- **Records provided**:
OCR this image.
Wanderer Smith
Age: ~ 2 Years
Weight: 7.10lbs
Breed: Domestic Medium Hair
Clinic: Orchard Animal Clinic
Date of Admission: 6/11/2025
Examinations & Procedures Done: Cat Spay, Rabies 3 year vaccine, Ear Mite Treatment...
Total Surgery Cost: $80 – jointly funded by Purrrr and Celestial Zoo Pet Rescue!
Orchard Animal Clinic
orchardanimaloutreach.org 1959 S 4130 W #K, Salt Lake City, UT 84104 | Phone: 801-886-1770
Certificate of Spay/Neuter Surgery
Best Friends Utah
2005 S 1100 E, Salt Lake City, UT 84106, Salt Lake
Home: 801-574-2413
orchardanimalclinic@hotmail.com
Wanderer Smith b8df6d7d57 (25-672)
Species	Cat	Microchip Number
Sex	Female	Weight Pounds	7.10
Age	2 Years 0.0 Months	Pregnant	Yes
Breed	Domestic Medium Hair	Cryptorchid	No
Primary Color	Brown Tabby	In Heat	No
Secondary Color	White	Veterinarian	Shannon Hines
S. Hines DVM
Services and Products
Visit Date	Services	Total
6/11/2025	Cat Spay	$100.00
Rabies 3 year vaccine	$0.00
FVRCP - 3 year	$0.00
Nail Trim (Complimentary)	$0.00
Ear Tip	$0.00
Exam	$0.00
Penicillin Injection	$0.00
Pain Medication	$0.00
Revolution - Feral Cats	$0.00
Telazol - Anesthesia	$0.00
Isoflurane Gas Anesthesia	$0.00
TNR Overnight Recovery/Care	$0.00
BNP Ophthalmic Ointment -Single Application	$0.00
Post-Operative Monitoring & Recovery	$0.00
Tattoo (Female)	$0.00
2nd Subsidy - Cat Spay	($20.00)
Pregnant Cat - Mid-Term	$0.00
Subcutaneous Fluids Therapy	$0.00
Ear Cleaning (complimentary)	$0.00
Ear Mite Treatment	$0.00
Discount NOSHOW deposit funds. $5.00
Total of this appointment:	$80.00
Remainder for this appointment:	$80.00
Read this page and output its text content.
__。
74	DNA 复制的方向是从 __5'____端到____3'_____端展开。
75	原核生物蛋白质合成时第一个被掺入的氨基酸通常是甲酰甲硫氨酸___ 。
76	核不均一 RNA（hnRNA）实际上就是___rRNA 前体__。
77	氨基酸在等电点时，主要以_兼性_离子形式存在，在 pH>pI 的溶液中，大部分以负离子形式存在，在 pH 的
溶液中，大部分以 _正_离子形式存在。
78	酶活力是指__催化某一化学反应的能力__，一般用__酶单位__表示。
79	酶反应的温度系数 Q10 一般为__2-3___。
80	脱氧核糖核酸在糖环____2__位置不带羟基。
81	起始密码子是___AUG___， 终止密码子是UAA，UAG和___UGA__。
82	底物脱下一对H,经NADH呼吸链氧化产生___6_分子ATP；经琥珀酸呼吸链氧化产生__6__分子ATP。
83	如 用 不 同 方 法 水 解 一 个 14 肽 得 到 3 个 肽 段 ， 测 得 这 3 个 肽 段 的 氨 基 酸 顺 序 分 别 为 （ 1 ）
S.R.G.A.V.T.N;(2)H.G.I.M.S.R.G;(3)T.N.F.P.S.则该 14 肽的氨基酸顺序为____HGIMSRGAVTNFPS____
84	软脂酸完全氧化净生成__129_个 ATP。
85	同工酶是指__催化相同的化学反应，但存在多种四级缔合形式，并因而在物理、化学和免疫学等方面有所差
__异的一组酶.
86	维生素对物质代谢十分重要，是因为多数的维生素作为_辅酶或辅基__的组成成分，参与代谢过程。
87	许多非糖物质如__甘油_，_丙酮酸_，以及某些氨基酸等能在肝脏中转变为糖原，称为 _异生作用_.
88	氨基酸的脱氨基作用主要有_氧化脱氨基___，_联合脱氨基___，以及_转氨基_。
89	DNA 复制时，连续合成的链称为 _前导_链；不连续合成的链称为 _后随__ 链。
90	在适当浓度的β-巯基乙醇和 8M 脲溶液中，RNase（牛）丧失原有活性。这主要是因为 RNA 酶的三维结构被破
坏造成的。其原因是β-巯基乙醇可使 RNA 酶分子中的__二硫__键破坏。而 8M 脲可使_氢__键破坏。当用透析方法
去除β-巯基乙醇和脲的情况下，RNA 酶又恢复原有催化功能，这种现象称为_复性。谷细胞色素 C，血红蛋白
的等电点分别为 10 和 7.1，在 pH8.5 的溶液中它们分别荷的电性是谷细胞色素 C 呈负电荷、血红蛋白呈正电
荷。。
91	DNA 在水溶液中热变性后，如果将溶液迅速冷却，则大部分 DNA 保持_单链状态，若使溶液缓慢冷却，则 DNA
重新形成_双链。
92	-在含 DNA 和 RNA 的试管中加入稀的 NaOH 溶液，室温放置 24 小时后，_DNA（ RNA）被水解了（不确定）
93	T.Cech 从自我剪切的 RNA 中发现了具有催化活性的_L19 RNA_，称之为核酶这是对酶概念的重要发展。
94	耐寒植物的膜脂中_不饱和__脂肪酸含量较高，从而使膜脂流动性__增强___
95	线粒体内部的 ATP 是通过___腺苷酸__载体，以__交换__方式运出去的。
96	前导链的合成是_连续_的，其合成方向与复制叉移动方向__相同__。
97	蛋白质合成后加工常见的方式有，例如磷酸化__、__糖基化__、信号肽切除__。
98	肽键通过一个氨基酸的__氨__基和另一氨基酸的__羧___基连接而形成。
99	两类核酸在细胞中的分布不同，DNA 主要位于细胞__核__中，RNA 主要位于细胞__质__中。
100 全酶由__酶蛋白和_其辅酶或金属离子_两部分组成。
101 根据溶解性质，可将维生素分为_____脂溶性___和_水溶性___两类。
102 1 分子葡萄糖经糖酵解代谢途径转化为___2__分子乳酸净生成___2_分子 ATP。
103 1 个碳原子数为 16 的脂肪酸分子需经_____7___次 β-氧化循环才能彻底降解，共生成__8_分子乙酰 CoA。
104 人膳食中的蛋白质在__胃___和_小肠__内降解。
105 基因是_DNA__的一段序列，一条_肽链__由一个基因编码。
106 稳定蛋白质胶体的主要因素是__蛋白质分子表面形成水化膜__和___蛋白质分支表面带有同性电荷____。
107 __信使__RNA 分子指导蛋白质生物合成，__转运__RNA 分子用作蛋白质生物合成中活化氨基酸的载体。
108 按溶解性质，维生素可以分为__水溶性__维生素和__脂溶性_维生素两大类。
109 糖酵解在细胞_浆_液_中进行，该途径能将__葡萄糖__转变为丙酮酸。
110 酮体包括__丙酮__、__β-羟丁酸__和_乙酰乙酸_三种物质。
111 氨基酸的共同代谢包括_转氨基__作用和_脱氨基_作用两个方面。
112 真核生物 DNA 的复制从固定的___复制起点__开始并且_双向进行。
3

- **What is needed**:
Copy each line that contains the word "Hines".

- **Written answer**:
Secondary Color	White	Veterinarian	Shannon Hines
S. Hines DVM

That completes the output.